**WHAT TO DO**
Copy the data that follows, character for character, minus the pictures.

**PROVIDED MATERIAL**
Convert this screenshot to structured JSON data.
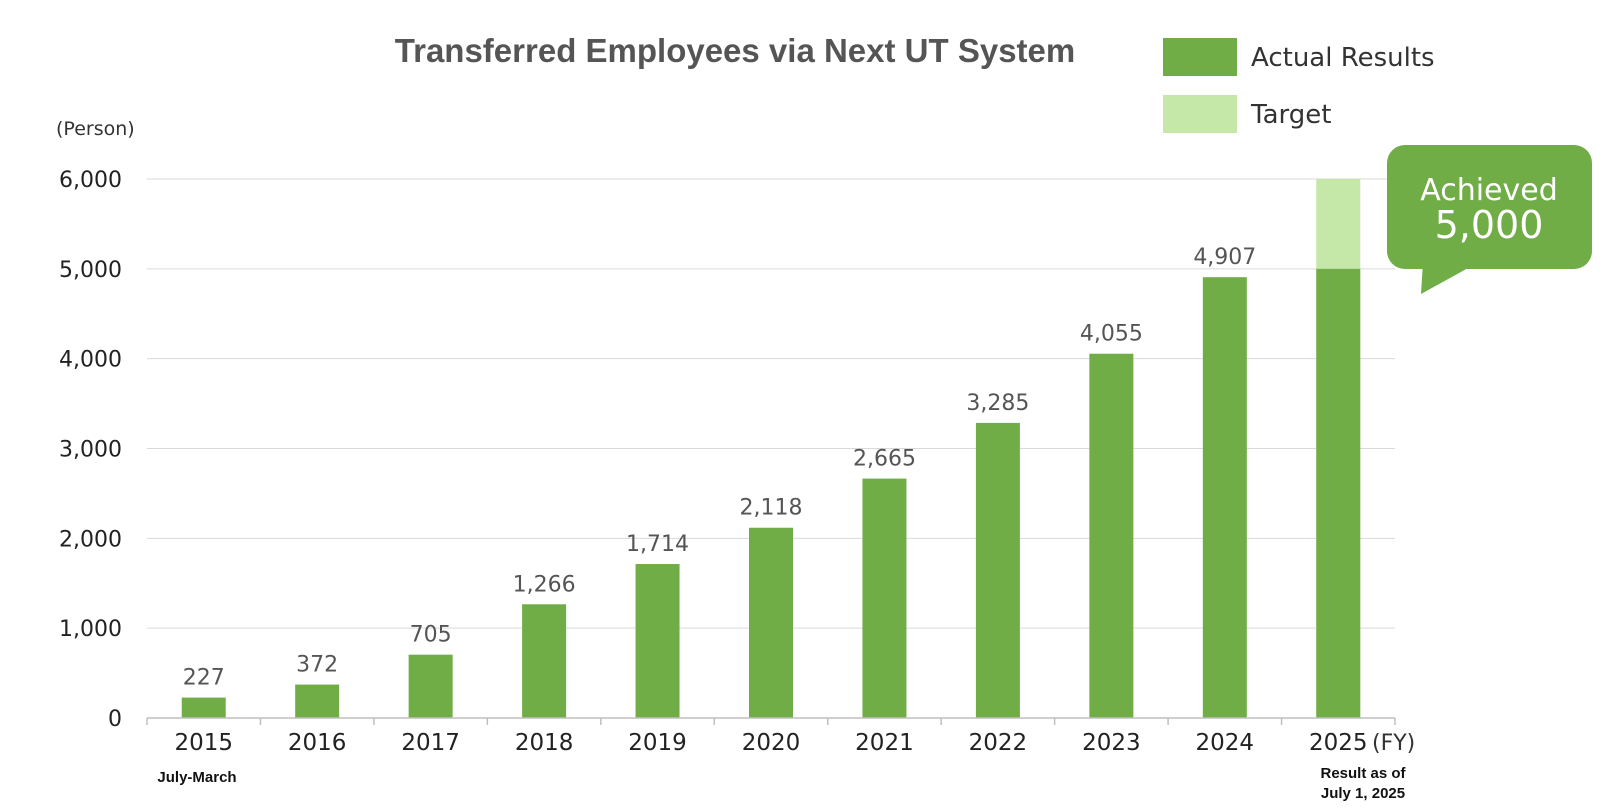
{
  "chart_data": {
    "type": "bar",
    "title": "Transferred Employees via Next UT System",
    "ylabel": "(Person)",
    "xunit": "(FY)",
    "ylim": [
      0,
      6000
    ],
    "yticks": [
      "0",
      "1,000",
      "2,000",
      "3,000",
      "4,000",
      "5,000",
      "6,000"
    ],
    "categories": [
      "2015",
      "2016",
      "2017",
      "2018",
      "2019",
      "2020",
      "2021",
      "2022",
      "2023",
      "2024",
      "2025"
    ],
    "category_notes": {
      "first": "July-March",
      "last_line1": "Result as of",
      "last_line2": "July 1, 2025"
    },
    "series": [
      {
        "name": "Actual Results",
        "color": "#70ad47",
        "values": [
          227,
          372,
          705,
          1266,
          1714,
          2118,
          2665,
          3285,
          4055,
          4907,
          5000
        ]
      },
      {
        "name": "Target",
        "color": "#c5e8a9",
        "values": [
          null,
          null,
          null,
          null,
          null,
          null,
          null,
          null,
          null,
          null,
          6000
        ]
      }
    ],
    "data_labels": [
      "227",
      "372",
      "705",
      "1,266",
      "1,714",
      "2,118",
      "2,665",
      "3,285",
      "4,055",
      "4,907",
      ""
    ],
    "grid": true,
    "legend_position": "top-right",
    "callout": {
      "line1": "Achieved",
      "line2": "5,000",
      "color": "#70ad47"
    }
  }
}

**SOLUTION FOR THIS TASK**
Convert this screenshot to structured JSON data.
{
  "chart_data": {
    "type": "bar",
    "title": "Transferred Employees via Next UT System",
    "ylabel": "(Person)",
    "xunit": "(FY)",
    "ylim": [
      0,
      6000
    ],
    "yticks": [
      "0",
      "1,000",
      "2,000",
      "3,000",
      "4,000",
      "5,000",
      "6,000"
    ],
    "categories": [
      "2015",
      "2016",
      "2017",
      "2018",
      "2019",
      "2020",
      "2021",
      "2022",
      "2023",
      "2024",
      "2025"
    ],
    "category_notes": {
      "first": "July-March",
      "last_line1": "Result as of",
      "last_line2": "July 1, 2025"
    },
    "series": [
      {
        "name": "Actual Results",
        "color": "#70ad47",
        "values": [
          227,
          372,
          705,
          1266,
          1714,
          2118,
          2665,
          3285,
          4055,
          4907,
          5000
        ]
      },
      {
        "name": "Target",
        "color": "#c5e8a9",
        "values": [
          null,
          null,
          null,
          null,
          null,
          null,
          null,
          null,
          null,
          null,
          6000
        ]
      }
    ],
    "data_labels": [
      "227",
      "372",
      "705",
      "1,266",
      "1,714",
      "2,118",
      "2,665",
      "3,285",
      "4,055",
      "4,907",
      ""
    ],
    "grid": true,
    "legend_position": "top-right",
    "callout": {
      "line1": "Achieved",
      "line2": "5,000",
      "color": "#70ad47"
    }
  }
}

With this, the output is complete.